> _Exercise prompt_: Copy the listing below in full and skip every picture.

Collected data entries
★ ★ ★ ★ ★

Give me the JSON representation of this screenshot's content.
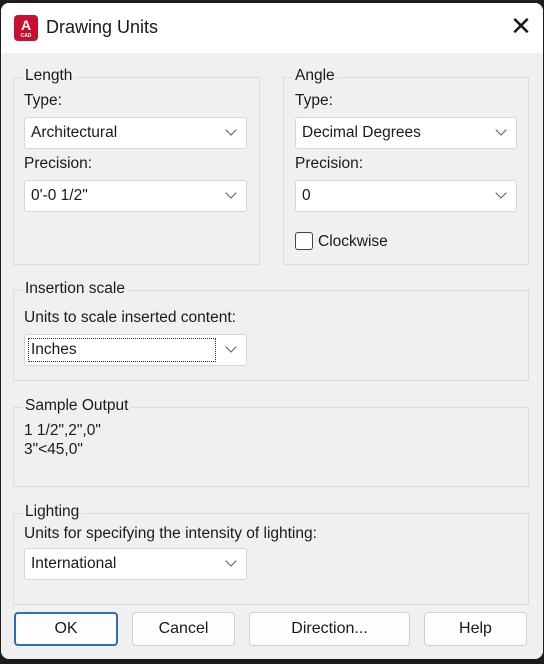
{
  "window": {
    "title": "Drawing Units",
    "app_icon": "autocad-icon",
    "app_icon_letter": "A",
    "app_icon_sub": "CAD"
  },
  "length": {
    "legend": "Length",
    "type_label": "Type:",
    "type_value": "Architectural",
    "precision_label": "Precision:",
    "precision_value": "0'-0 1/2\""
  },
  "angle": {
    "legend": "Angle",
    "type_label": "Type:",
    "type_value": "Decimal Degrees",
    "precision_label": "Precision:",
    "precision_value": "0",
    "clockwise_label": "Clockwise",
    "clockwise_checked": false
  },
  "insertion": {
    "legend": "Insertion scale",
    "label": "Units to scale inserted content:",
    "value": "Inches"
  },
  "sample": {
    "legend": "Sample Output",
    "lines": [
      "1 1/2\",2\",0\"",
      "3\"<45,0\""
    ]
  },
  "lighting": {
    "legend": "Lighting",
    "label": "Units for specifying the intensity of lighting:",
    "value": "International"
  },
  "buttons": {
    "ok": "OK",
    "cancel": "Cancel",
    "direction": "Direction...",
    "help": "Help"
  },
  "colors": {
    "accent": "#2a6fb8",
    "app_icon": "#c8102e"
  }
}
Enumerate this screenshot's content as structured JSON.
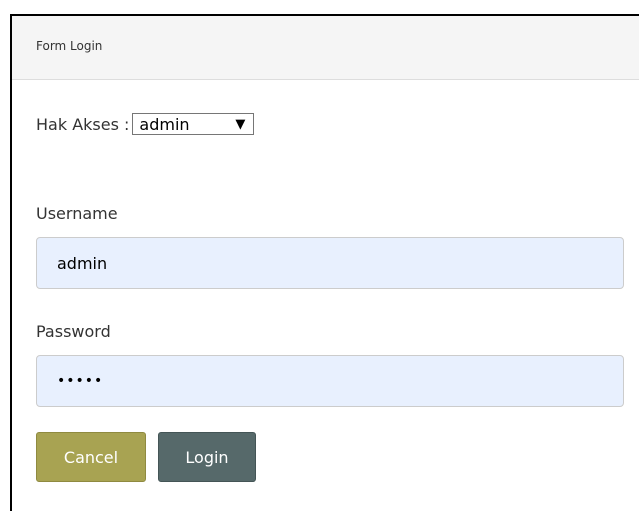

★ ★ ★ ★ ★

> _Exercise solution_:
Give me the JSON representation of this screenshot's content.
{
  "window": {
    "title": "Drawing Units",
    "app_icon": "autocad-icon",
    "app_icon_letter": "A",
    "app_icon_sub": "CAD"
  },
  "length": {
    "legend": "Length",
    "type_label": "Type:",
    "type_value": "Architectural",
    "precision_label": "Precision:",
    "precision_value": "0'-0 1/2\""
  },
  "angle": {
    "legend": "Angle",
    "type_label": "Type:",
    "type_value": "Decimal Degrees",
    "precision_label": "Precision:",
    "precision_value": "0",
    "clockwise_label": "Clockwise",
    "clockwise_checked": false
  },
  "insertion": {
    "legend": "Insertion scale",
    "label": "Units to scale inserted content:",
    "value": "Inches"
  },
  "sample": {
    "legend": "Sample Output",
    "lines": [
      "1 1/2\",2\",0\"",
      "3\"<45,0\""
    ]
  },
  "lighting": {
    "legend": "Lighting",
    "label": "Units for specifying the intensity of lighting:",
    "value": "International"
  },
  "buttons": {
    "ok": "OK",
    "cancel": "Cancel",
    "direction": "Direction...",
    "help": "Help"
  },
  "colors": {
    "accent": "#2a6fb8",
    "app_icon": "#c8102e"
  }
}
Enumerate this screenshot's content as structured JSON.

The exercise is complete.